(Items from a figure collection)
━━━━

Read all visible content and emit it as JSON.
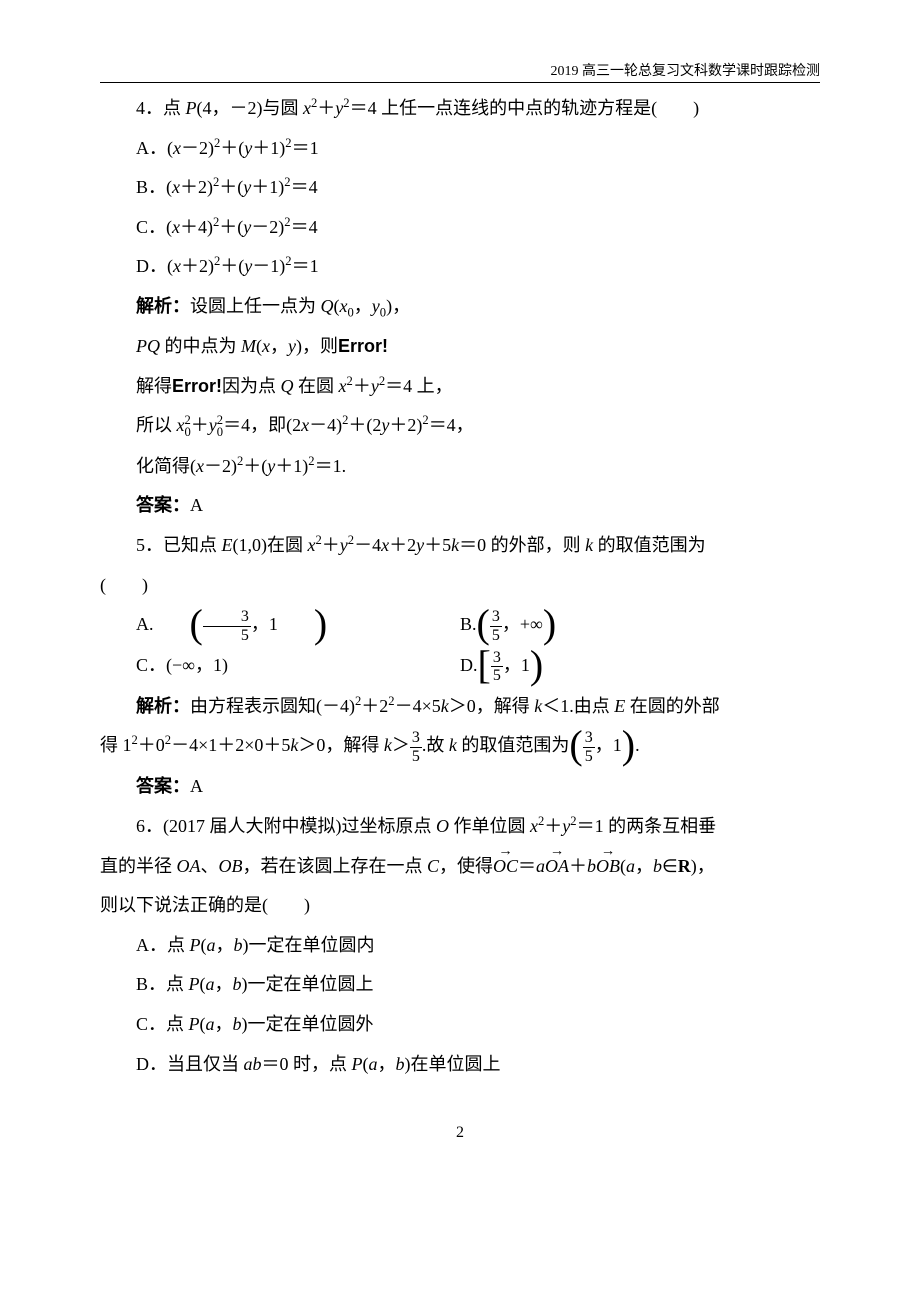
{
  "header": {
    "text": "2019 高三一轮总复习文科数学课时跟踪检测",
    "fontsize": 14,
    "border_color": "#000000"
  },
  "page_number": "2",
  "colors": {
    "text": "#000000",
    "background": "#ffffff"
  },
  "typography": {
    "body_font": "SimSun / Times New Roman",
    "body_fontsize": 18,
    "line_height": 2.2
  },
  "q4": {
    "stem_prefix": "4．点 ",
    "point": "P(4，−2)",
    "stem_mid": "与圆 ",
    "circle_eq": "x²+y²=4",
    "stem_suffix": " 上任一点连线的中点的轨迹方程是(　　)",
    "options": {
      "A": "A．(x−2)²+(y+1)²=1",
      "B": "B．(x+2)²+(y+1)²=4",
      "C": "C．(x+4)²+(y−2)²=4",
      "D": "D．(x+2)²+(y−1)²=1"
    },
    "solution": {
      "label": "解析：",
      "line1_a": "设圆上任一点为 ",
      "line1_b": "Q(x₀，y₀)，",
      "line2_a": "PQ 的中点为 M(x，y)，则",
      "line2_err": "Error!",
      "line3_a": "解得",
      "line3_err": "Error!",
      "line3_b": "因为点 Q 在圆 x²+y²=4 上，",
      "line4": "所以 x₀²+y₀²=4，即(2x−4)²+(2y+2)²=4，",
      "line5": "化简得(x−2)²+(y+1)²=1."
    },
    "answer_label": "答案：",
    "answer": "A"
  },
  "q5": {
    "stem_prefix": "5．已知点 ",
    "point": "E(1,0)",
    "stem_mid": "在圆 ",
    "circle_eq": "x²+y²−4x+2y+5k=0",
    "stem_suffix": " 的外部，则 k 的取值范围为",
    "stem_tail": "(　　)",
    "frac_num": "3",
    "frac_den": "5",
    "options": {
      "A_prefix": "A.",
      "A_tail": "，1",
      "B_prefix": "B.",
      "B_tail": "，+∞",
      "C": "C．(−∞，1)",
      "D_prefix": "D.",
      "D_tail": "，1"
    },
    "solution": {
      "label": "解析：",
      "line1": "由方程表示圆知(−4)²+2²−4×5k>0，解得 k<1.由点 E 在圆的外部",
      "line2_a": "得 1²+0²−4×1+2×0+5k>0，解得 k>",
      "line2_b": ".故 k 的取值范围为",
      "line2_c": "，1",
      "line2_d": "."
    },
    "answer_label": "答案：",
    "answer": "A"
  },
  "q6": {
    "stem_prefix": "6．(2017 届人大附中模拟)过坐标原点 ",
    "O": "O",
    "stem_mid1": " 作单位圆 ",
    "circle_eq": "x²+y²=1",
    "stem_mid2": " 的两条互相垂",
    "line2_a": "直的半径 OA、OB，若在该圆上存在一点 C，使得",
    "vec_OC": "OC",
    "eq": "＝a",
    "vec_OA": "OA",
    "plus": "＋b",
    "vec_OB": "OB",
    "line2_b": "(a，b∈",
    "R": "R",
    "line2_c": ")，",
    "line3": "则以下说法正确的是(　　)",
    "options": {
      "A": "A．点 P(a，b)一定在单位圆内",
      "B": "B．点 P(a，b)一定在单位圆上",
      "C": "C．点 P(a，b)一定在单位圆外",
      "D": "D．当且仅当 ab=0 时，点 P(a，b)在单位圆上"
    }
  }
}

━━━━

• [Instructions to follow] Lines of the listing that contain the word "text" are to be counted; report only their number.

• [The response] 2